Skip the pictures. Reproduce all other material exactly.

- [Supplied entries]

★ ★ ★

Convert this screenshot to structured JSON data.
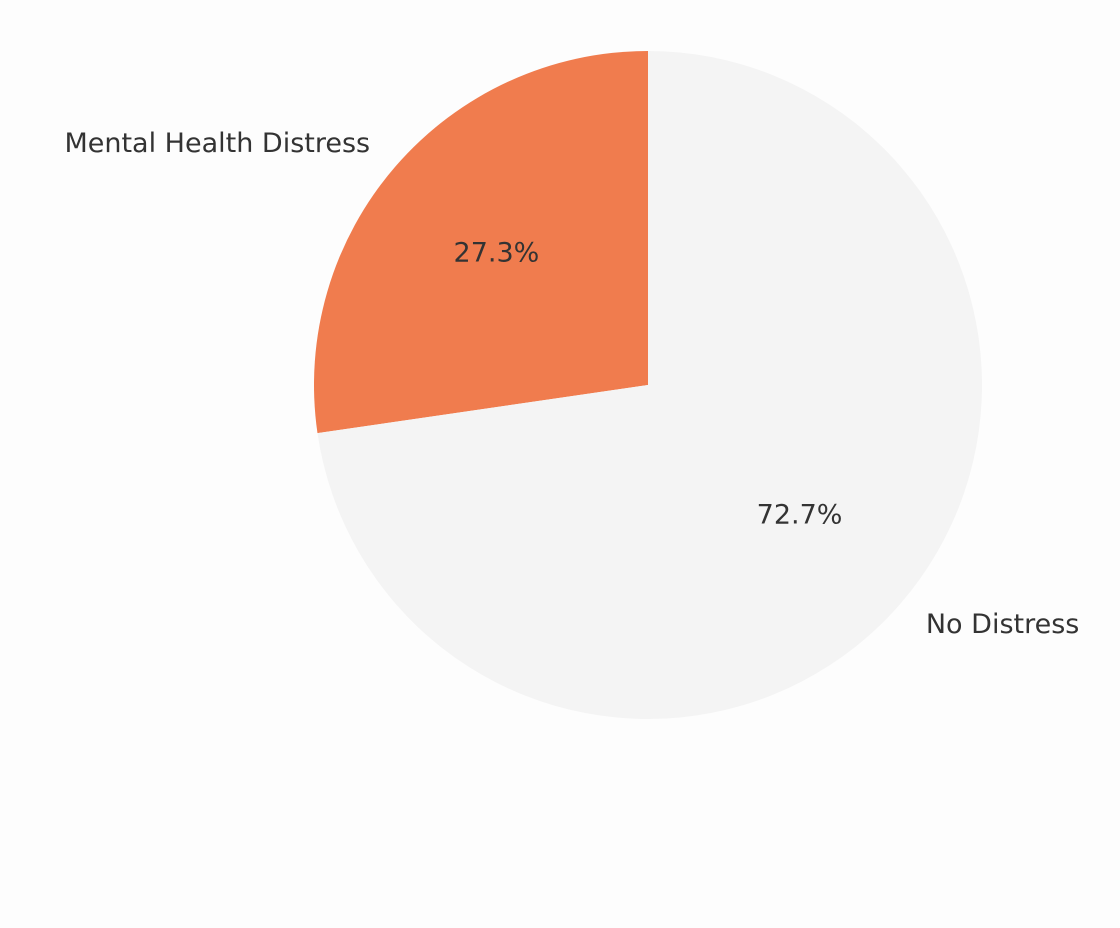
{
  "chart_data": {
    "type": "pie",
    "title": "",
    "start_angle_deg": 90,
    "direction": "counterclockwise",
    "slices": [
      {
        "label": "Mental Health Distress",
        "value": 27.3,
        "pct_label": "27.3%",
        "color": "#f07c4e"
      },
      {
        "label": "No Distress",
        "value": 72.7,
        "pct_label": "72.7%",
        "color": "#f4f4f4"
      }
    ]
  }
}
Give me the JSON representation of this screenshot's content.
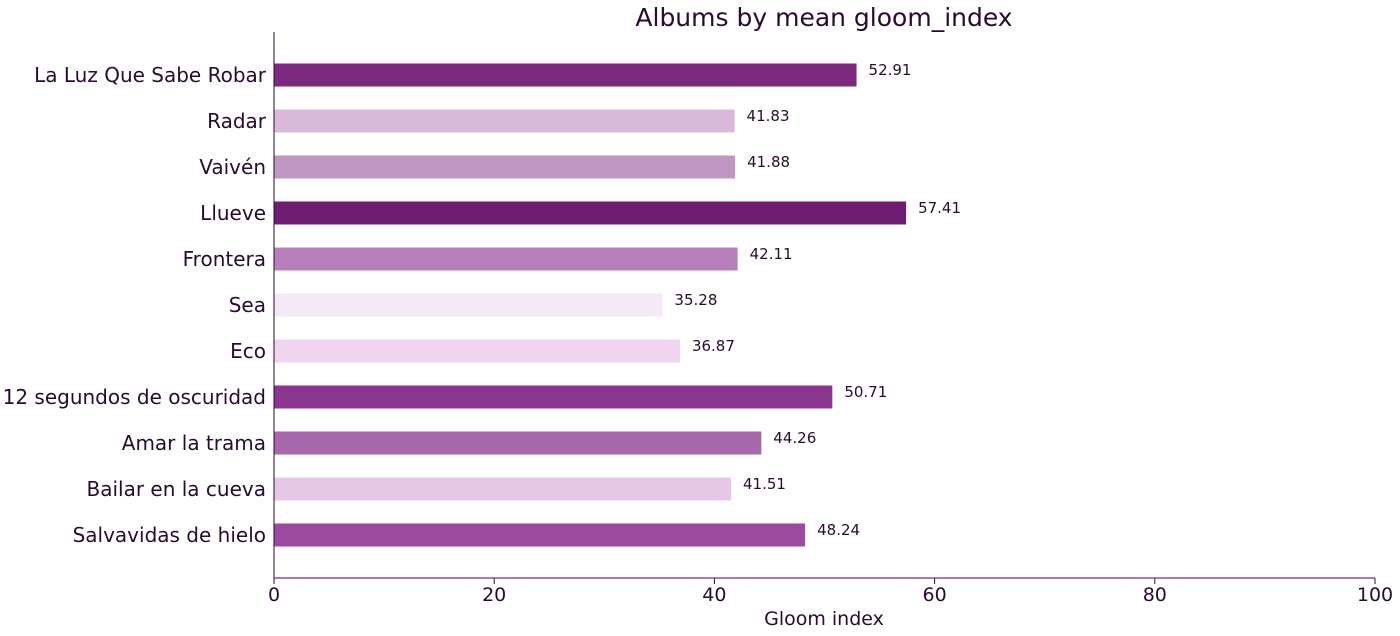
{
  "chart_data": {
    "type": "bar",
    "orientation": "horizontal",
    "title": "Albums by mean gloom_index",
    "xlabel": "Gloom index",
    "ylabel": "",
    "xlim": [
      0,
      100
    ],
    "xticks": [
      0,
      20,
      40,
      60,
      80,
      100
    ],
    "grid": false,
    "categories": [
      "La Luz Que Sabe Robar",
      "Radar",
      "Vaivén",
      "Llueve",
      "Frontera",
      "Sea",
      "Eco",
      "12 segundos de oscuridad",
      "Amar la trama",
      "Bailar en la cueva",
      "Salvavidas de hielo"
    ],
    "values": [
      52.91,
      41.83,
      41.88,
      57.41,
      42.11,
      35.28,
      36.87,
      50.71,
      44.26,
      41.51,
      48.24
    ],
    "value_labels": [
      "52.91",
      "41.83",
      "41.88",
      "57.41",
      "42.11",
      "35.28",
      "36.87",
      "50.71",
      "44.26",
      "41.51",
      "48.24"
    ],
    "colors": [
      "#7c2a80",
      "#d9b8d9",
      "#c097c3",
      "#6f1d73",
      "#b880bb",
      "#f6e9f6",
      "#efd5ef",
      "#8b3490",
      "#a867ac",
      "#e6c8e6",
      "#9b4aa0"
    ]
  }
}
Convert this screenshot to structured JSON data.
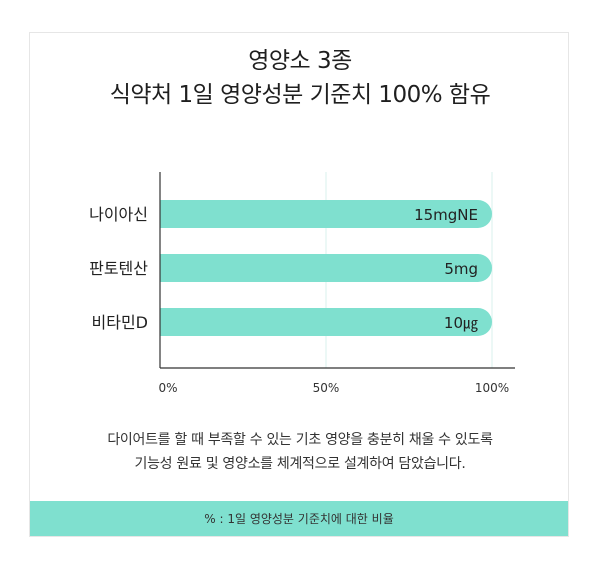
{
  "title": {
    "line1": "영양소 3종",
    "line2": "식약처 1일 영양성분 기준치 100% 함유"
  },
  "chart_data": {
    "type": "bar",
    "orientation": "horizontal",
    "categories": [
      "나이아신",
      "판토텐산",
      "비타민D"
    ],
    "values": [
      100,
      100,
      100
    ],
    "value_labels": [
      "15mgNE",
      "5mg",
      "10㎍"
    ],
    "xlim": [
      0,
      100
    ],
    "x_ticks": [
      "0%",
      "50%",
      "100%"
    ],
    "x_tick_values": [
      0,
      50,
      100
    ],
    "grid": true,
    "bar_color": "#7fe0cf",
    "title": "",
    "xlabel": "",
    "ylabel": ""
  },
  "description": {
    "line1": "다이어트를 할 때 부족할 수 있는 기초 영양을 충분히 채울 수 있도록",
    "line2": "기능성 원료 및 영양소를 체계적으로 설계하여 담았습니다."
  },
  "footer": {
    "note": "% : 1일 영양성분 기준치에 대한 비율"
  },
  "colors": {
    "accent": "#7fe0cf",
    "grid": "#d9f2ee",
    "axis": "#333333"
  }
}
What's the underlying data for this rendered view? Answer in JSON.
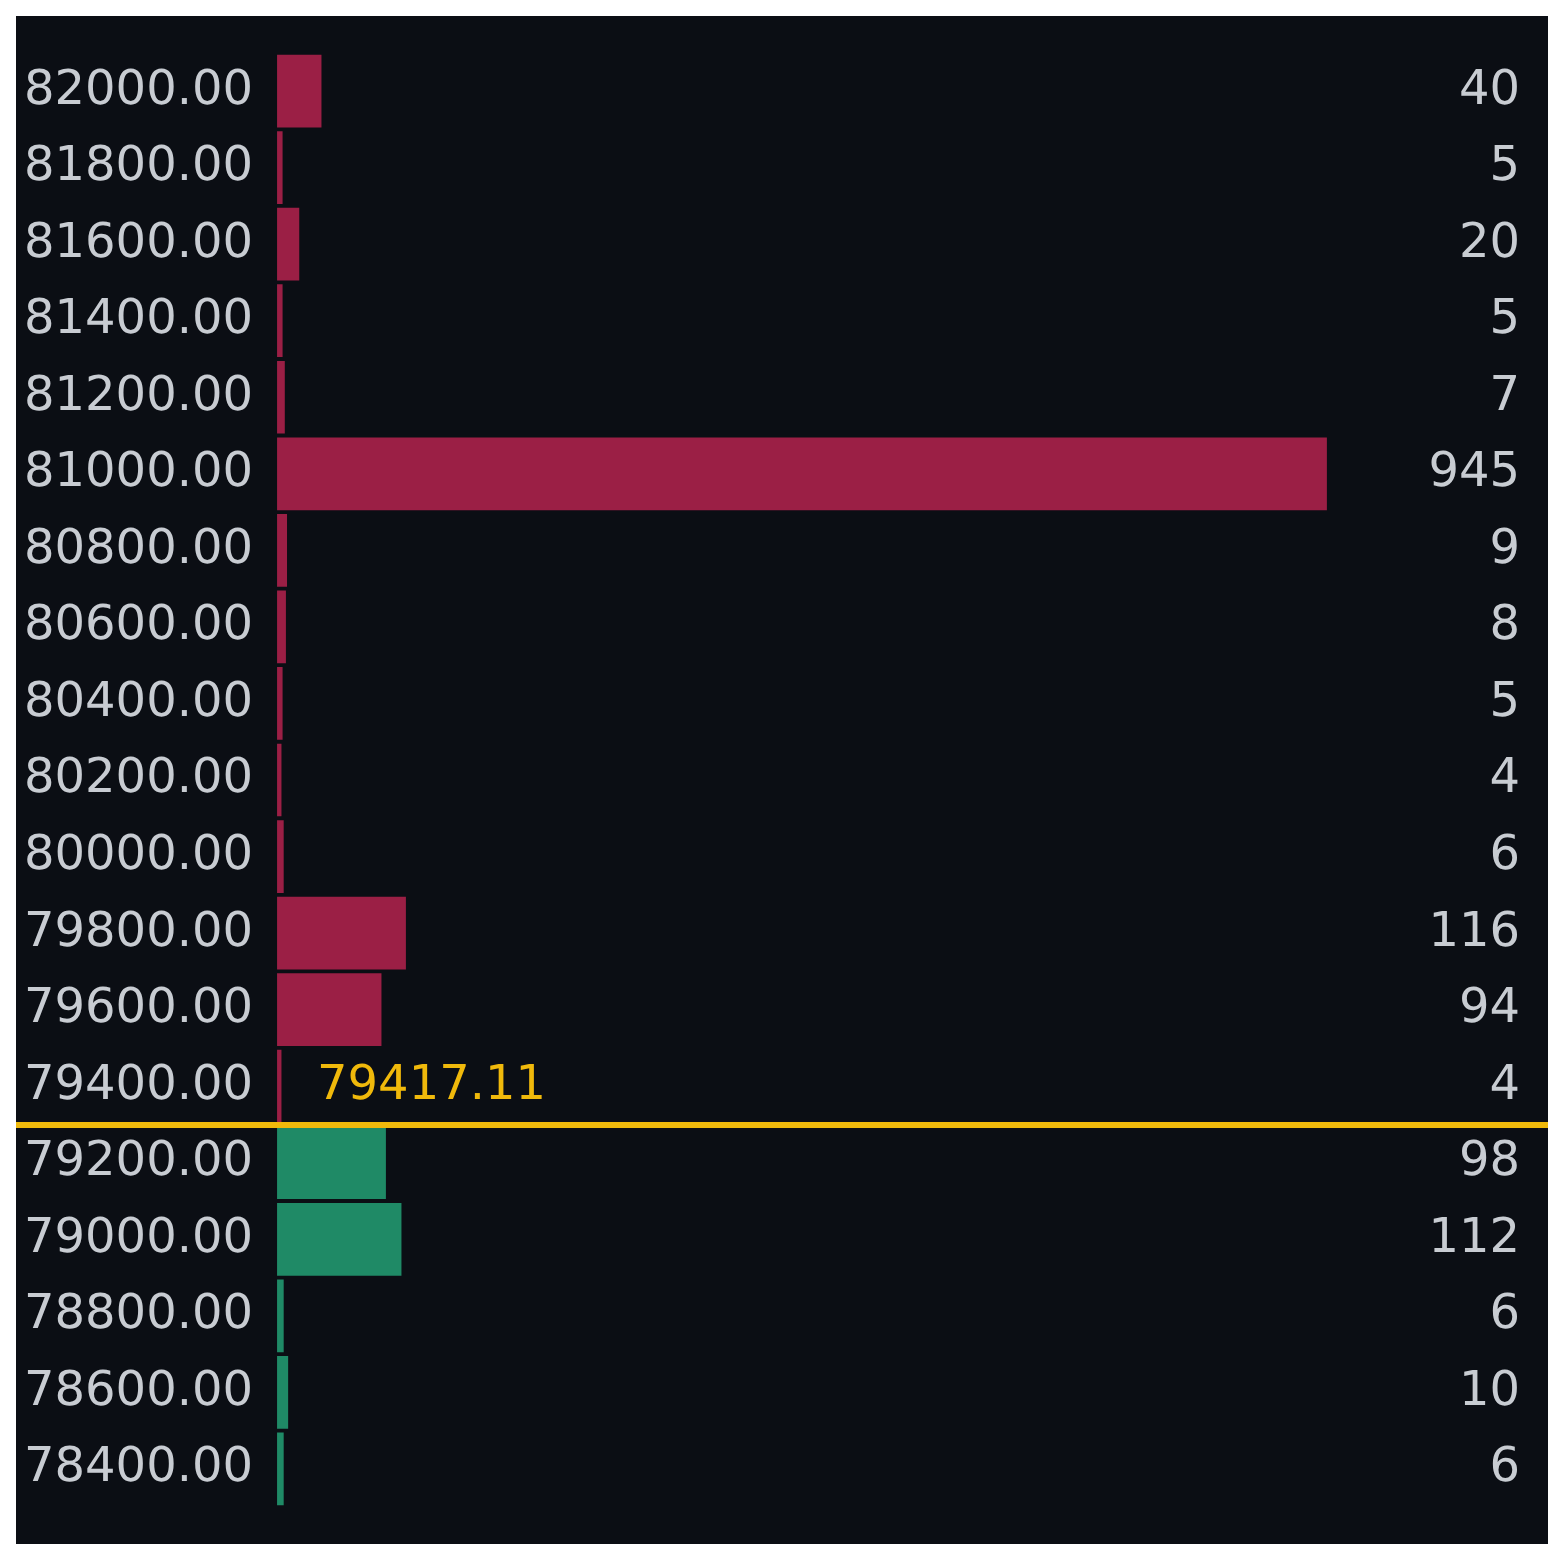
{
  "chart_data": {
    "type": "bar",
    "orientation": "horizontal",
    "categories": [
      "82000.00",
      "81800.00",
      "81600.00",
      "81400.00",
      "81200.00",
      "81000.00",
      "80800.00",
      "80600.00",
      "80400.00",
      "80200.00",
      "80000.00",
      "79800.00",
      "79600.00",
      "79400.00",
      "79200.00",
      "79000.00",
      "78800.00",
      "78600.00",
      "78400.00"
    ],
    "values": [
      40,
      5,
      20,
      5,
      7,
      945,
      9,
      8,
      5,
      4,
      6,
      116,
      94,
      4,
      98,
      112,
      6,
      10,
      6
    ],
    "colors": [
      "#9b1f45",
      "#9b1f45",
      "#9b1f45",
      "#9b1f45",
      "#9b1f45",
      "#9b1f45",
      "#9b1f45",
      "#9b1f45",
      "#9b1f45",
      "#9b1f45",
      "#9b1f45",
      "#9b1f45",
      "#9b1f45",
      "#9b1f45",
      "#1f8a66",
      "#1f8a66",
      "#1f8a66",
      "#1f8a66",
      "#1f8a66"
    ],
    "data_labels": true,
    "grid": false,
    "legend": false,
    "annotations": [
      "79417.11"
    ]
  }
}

★ ★ ★

- [Answer to this problem]
Convert this screenshot to structured JSON data.
{
  "chart_data": {
    "type": "pie",
    "title": "",
    "start_angle_deg": 90,
    "direction": "counterclockwise",
    "slices": [
      {
        "label": "Mental Health Distress",
        "value": 27.3,
        "pct_label": "27.3%",
        "color": "#f07c4e"
      },
      {
        "label": "No Distress",
        "value": 72.7,
        "pct_label": "72.7%",
        "color": "#f4f4f4"
      }
    ]
  }
}
Give me the JSON representation of this screenshot's content.
{
  "chart_data": {
    "type": "bar",
    "orientation": "horizontal",
    "title": "Albums by mean gloom_index",
    "xlabel": "Gloom index",
    "ylabel": "",
    "xlim": [
      0,
      100
    ],
    "xticks": [
      0,
      20,
      40,
      60,
      80,
      100
    ],
    "grid": false,
    "categories": [
      "La Luz Que Sabe Robar",
      "Radar",
      "Vaivén",
      "Llueve",
      "Frontera",
      "Sea",
      "Eco",
      "12 segundos de oscuridad",
      "Amar la trama",
      "Bailar en la cueva",
      "Salvavidas de hielo"
    ],
    "values": [
      52.91,
      41.83,
      41.88,
      57.41,
      42.11,
      35.28,
      36.87,
      50.71,
      44.26,
      41.51,
      48.24
    ],
    "value_labels": [
      "52.91",
      "41.83",
      "41.88",
      "57.41",
      "42.11",
      "35.28",
      "36.87",
      "50.71",
      "44.26",
      "41.51",
      "48.24"
    ],
    "colors": [
      "#7c2a80",
      "#d9b8d9",
      "#c097c3",
      "#6f1d73",
      "#b880bb",
      "#f6e9f6",
      "#efd5ef",
      "#8b3490",
      "#a867ac",
      "#e6c8e6",
      "#9b4aa0"
    ]
  }
}
Convert this screenshot to structured JSON data.
{
  "title": {
    "line1": "영양소 3종",
    "line2": "식약처 1일 영양성분 기준치 100% 함유"
  },
  "chart_data": {
    "type": "bar",
    "orientation": "horizontal",
    "categories": [
      "나이아신",
      "판토텐산",
      "비타민D"
    ],
    "values": [
      100,
      100,
      100
    ],
    "value_labels": [
      "15mgNE",
      "5mg",
      "10㎍"
    ],
    "xlim": [
      0,
      100
    ],
    "x_ticks": [
      "0%",
      "50%",
      "100%"
    ],
    "x_tick_values": [
      0,
      50,
      100
    ],
    "grid": true,
    "bar_color": "#7fe0cf",
    "title": "",
    "xlabel": "",
    "ylabel": ""
  },
  "description": {
    "line1": "다이어트를 할 때 부족할 수 있는 기초 영양을 충분히 채울 수 있도록",
    "line2": "기능성 원료 및 영양소를 체계적으로 설계하여 담았습니다."
  },
  "footer": {
    "note": "% : 1일 영양성분 기준치에 대한 비율"
  },
  "colors": {
    "accent": "#7fe0cf",
    "grid": "#d9f2ee",
    "axis": "#333333"
  }
}
What's the underlying data for this rendered view? Answer in JSON.
{
  "chart_data": {
    "type": "bar",
    "orientation": "horizontal",
    "categories": [
      "82000.00",
      "81800.00",
      "81600.00",
      "81400.00",
      "81200.00",
      "81000.00",
      "80800.00",
      "80600.00",
      "80400.00",
      "80200.00",
      "80000.00",
      "79800.00",
      "79600.00",
      "79400.00",
      "79200.00",
      "79000.00",
      "78800.00",
      "78600.00",
      "78400.00"
    ],
    "values": [
      40,
      5,
      20,
      5,
      7,
      945,
      9,
      8,
      5,
      4,
      6,
      116,
      94,
      4,
      98,
      112,
      6,
      10,
      6
    ],
    "colors": [
      "#9b1f45",
      "#9b1f45",
      "#9b1f45",
      "#9b1f45",
      "#9b1f45",
      "#9b1f45",
      "#9b1f45",
      "#9b1f45",
      "#9b1f45",
      "#9b1f45",
      "#9b1f45",
      "#9b1f45",
      "#9b1f45",
      "#9b1f45",
      "#1f8a66",
      "#1f8a66",
      "#1f8a66",
      "#1f8a66",
      "#1f8a66"
    ],
    "data_labels": true,
    "grid": false,
    "legend": false,
    "annotations": [
      "79417.11"
    ]
  }
}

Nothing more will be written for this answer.